Задания:
A: Какого слова, как сказано в отрывке о школьном образовании, раньше не было в русском языке?
B: Процитируйте записи дословно: от самого начала записей до строки с «swatch-106[interactable] xyxy=(2442,488,2456,502)» включительно.

Исходный текст:
___
Это одна сторона проблемы. А есть то, что называется «устойчивые методики». И когда учитель учит тем же квадратным уравнениям, с критериями проверки все просто: научил – не научил. А если твоя задача – поставить нравственные вопросы, морально-этические вопросы, сделать так, чтобы человек жил счастливо, то совершенно непонятно, как это все проверять. Обратите внимание, кстати, что «компетенции» – слово, которого не было в русском языке. Мы с коллегами, когда вводили этот термин, в свое время думали, как его перевести, и пришли к выводу, что это не то же, что «компетентность», нужно новое слово. Если говорить о математике, ты должен уметь интерпретировать, уметь объяснить, как это соотносится с другими науками. И предложили слово «компетенции». А сегодня я слышу, как по телевизору его произносят то и дело, хотя я не уверен, что все, кто его произносит, понимают, о чем они говорят. Но возникает вопрос: как проверить компетенции более широкие, чем ЕГЭ? Механизмов проверки, например, умения работы в группе мы найти не можем. А уж вопрос про счастье точно проверить невозможно. Так что некоторая формализация в школе, видимо, все же нужна и важна.
___
Списки элементов и областей:
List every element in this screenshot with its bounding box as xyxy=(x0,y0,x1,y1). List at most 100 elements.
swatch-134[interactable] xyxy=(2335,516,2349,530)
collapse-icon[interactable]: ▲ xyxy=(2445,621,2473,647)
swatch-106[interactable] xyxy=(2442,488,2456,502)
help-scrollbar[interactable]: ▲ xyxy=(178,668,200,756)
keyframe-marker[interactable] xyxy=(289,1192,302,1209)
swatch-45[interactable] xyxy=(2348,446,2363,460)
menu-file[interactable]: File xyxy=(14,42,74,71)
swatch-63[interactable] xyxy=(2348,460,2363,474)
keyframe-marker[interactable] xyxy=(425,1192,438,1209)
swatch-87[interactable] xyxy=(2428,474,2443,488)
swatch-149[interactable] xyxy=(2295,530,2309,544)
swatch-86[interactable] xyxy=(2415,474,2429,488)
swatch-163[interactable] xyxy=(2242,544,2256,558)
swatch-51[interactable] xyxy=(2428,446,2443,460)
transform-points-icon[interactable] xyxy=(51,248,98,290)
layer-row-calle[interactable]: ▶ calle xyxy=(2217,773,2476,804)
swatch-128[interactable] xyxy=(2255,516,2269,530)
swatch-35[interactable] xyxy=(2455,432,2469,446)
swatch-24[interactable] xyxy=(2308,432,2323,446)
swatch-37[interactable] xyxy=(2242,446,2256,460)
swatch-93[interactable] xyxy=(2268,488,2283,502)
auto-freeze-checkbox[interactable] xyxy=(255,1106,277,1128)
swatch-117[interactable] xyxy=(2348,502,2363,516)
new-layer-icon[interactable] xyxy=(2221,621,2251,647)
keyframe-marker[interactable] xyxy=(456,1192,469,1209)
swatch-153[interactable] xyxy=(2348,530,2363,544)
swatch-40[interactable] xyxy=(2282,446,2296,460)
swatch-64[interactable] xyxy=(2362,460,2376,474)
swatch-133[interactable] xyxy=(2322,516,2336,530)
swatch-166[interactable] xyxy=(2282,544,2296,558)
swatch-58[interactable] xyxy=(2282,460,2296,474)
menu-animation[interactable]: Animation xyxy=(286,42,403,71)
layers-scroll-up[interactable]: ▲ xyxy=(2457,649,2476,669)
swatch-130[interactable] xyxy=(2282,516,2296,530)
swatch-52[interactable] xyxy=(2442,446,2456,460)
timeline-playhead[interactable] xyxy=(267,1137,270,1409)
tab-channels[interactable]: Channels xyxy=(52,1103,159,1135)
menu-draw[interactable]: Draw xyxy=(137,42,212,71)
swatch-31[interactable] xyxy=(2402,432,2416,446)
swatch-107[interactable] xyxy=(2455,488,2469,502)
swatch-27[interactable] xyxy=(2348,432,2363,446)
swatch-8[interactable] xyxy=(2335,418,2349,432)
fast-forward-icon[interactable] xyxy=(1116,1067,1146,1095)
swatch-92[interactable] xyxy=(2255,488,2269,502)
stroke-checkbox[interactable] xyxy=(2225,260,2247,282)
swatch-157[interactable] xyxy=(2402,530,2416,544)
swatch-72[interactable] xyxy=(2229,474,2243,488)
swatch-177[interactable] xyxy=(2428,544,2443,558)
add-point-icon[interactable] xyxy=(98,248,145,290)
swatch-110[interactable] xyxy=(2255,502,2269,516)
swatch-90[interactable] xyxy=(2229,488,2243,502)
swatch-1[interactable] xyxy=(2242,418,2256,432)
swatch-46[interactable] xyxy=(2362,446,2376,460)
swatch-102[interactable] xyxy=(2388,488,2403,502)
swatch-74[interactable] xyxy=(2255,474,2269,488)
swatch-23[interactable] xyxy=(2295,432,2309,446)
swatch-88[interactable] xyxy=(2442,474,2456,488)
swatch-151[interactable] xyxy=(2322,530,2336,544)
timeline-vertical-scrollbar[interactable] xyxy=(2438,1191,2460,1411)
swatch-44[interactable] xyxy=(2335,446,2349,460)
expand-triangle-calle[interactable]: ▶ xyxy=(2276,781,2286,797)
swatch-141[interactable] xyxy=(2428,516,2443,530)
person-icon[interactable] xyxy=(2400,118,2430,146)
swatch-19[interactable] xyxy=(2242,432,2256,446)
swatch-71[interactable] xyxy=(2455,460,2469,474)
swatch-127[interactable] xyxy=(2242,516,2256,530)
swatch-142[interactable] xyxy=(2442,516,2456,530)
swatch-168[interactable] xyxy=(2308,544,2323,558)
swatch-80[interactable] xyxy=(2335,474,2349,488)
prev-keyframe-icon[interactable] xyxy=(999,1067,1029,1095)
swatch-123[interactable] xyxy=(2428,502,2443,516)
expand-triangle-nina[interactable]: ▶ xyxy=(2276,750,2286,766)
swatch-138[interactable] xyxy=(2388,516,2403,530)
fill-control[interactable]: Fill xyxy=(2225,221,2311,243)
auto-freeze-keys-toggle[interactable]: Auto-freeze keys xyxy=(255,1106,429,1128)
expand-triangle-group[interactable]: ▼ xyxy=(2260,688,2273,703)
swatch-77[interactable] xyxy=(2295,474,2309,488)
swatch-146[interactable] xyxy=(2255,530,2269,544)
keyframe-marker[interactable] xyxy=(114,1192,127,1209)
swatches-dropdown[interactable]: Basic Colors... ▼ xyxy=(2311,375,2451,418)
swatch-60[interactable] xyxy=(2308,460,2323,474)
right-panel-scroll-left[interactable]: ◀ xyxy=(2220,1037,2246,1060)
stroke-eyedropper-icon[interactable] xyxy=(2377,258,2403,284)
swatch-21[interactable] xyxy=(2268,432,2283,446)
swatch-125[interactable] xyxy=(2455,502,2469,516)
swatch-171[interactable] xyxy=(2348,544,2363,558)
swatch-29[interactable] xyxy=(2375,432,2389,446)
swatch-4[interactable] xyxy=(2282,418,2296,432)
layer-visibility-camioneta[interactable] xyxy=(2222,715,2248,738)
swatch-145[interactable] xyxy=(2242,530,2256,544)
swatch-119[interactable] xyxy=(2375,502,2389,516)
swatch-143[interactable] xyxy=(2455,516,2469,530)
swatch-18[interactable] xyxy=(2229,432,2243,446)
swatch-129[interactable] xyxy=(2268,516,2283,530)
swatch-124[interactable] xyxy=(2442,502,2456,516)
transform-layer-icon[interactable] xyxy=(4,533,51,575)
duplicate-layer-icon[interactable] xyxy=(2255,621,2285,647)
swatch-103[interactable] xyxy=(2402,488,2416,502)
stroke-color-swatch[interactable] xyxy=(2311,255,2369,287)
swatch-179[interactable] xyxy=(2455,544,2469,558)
___
Ответы:
A: Слова «компетенции».

B:
List every element in this screenshot with its bounding box as xyxy=(x0,y0,x1,y1). List at most 100 elements.
swatch-134[interactable] xyxy=(2335,516,2349,530)
collapse-icon[interactable]: ▲ xyxy=(2445,621,2473,647)
swatch-106[interactable] xyxy=(2442,488,2456,502)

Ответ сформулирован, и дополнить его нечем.